OBJECTIVE =
The output should consist solely of the line containing "Read out every word on this page." and the lines that follow it through the end of the data below.

(Stored data entries)
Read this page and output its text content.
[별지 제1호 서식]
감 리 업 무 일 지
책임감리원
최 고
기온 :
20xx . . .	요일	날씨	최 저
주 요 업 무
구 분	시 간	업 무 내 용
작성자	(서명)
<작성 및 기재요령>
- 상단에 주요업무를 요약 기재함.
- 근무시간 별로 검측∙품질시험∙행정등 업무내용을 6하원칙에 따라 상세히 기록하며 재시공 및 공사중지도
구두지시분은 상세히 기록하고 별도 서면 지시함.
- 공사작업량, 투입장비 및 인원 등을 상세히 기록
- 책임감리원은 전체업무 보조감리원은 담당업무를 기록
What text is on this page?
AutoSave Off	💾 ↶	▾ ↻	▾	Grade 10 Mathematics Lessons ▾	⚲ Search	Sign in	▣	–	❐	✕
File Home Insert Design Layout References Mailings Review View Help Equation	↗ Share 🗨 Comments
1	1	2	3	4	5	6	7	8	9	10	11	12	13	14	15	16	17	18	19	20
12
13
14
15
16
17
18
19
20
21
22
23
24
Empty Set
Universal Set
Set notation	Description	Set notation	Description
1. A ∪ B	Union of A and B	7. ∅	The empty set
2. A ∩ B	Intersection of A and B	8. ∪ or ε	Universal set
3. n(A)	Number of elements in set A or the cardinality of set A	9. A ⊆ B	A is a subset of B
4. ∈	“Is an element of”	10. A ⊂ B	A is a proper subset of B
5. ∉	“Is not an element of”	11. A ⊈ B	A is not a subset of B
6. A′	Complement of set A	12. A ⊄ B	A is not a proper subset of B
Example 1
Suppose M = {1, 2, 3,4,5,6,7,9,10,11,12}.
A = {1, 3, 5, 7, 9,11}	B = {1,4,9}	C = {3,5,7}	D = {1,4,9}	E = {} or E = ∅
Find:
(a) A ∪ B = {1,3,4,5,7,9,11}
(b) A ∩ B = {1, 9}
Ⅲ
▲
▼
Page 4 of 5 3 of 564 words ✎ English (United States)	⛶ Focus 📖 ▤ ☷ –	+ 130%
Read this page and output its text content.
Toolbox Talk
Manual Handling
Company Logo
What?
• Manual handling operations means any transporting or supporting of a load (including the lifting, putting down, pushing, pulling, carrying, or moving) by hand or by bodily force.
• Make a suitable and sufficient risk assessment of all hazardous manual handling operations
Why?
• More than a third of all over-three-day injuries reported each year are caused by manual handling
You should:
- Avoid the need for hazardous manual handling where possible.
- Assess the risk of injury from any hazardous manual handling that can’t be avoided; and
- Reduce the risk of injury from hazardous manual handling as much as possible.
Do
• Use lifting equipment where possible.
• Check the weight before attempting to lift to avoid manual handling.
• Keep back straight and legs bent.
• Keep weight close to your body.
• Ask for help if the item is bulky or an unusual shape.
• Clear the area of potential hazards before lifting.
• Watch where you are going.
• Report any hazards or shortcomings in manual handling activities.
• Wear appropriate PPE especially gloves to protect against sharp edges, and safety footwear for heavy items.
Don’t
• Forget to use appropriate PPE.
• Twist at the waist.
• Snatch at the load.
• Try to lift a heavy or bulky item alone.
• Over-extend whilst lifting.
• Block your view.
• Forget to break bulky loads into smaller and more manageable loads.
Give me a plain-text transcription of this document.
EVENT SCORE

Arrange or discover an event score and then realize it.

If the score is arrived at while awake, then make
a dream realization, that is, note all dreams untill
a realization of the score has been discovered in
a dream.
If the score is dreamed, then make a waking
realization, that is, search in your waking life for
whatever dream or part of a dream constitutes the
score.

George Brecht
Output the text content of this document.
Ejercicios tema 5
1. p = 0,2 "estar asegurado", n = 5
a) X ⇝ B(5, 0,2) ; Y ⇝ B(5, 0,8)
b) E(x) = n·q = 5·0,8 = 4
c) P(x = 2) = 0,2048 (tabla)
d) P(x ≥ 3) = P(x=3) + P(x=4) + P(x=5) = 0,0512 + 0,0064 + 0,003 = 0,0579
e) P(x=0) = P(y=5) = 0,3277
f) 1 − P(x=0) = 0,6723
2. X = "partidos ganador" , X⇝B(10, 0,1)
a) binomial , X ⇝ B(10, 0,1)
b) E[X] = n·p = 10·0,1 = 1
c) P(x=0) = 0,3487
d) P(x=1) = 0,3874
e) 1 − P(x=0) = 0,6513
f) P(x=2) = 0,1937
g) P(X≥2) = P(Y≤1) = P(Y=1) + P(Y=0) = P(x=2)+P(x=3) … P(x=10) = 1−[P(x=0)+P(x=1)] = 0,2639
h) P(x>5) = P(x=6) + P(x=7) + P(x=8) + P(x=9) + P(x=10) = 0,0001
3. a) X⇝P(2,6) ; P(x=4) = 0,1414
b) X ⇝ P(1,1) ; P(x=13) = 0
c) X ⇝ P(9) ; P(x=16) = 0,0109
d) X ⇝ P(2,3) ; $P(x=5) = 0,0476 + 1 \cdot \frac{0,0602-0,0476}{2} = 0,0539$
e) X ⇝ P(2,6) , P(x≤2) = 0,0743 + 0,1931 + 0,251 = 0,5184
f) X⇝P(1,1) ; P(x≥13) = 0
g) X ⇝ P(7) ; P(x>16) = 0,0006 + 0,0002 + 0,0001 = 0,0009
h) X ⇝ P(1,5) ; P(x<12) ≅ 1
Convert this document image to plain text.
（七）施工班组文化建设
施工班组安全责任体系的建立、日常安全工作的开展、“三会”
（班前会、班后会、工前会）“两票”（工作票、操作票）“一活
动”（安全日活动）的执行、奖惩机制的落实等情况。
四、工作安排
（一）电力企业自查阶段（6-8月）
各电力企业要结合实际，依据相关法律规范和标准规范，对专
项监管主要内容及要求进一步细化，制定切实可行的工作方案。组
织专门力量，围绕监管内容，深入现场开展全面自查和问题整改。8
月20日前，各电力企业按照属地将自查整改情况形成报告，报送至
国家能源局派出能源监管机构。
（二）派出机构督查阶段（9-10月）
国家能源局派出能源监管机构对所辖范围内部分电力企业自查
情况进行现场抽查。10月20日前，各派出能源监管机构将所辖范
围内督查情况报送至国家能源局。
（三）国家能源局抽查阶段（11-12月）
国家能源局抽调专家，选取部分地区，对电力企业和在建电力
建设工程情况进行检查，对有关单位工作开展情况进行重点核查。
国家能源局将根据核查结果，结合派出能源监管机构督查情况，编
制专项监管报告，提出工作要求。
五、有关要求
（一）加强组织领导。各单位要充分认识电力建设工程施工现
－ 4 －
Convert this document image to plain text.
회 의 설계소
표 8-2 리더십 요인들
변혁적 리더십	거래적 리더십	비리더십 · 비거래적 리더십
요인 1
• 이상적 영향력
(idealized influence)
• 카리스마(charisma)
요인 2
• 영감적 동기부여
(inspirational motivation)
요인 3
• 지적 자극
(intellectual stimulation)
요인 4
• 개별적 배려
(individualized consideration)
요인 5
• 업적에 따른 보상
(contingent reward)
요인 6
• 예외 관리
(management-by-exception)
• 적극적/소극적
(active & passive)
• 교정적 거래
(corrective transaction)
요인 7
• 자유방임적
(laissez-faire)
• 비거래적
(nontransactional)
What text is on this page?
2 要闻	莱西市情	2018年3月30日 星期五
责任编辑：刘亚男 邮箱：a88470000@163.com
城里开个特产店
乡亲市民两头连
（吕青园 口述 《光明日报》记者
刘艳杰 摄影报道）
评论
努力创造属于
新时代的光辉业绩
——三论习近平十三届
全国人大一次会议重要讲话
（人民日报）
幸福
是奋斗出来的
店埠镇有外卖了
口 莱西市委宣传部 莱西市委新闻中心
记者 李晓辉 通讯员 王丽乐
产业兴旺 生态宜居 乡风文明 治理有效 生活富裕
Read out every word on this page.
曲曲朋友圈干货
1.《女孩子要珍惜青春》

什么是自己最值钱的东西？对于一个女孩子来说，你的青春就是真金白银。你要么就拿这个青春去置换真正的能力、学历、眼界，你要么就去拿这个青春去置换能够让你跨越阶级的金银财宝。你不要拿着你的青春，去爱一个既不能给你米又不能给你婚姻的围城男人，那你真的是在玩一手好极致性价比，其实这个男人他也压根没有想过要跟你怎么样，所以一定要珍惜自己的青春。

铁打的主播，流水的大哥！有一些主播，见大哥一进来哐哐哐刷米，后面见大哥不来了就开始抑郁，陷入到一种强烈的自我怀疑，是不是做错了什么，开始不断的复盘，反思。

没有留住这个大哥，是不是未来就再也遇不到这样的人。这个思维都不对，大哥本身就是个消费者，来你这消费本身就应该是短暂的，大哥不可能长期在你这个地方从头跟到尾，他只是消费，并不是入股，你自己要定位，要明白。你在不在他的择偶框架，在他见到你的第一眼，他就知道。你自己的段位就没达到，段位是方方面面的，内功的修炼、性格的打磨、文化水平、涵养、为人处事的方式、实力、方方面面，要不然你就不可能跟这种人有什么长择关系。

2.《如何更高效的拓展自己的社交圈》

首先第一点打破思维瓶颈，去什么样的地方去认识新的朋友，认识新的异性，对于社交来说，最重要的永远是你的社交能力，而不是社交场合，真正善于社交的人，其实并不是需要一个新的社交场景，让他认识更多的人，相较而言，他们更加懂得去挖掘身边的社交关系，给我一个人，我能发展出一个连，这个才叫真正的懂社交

EXERCISE RESPONSE =
Read out every word on this page.
曲曲朋友圈干货
1.《女孩子要珍惜青春》

什么是自己最值钱的东西？对于一个女孩子来说，你的青春就是真金白银。你要么就拿这个青春去置换真正的能力、学历、眼界，你要么就去拿这个青春去置换能够让你跨越阶级的金银财宝。你不要拿着你的青春，去爱一个既不能给你米又不能给你婚姻的围城男人，那你真的是在玩一手好极致性价比，其实这个男人他也压根没有想过要跟你怎么样，所以一定要珍惜自己的青春。

铁打的主播，流水的大哥！有一些主播，见大哥一进来哐哐哐刷米，后面见大哥不来了就开始抑郁，陷入到一种强烈的自我怀疑，是不是做错了什么，开始不断的复盘，反思。

没有留住这个大哥，是不是未来就再也遇不到这样的人。这个思维都不对，大哥本身就是个消费者，来你这消费本身就应该是短暂的，大哥不可能长期在你这个地方从头跟到尾，他只是消费，并不是入股，你自己要定位，要明白。你在不在他的择偶框架，在他见到你的第一眼，他就知道。你自己的段位就没达到，段位是方方面面的，内功的修炼、性格的打磨、文化水平、涵养、为人处事的方式、实力、方方面面，要不然你就不可能跟这种人有什么长择关系。

2.《如何更高效的拓展自己的社交圈》

首先第一点打破思维瓶颈，去什么样的地方去认识新的朋友，认识新的异性，对于社交来说，最重要的永远是你的社交能力，而不是社交场合，真正善于社交的人，其实并不是需要一个新的社交场景，让他认识更多的人，相较而言，他们更加懂得去挖掘身边的社交关系，给我一个人，我能发展出一个连，这个才叫真正的懂社交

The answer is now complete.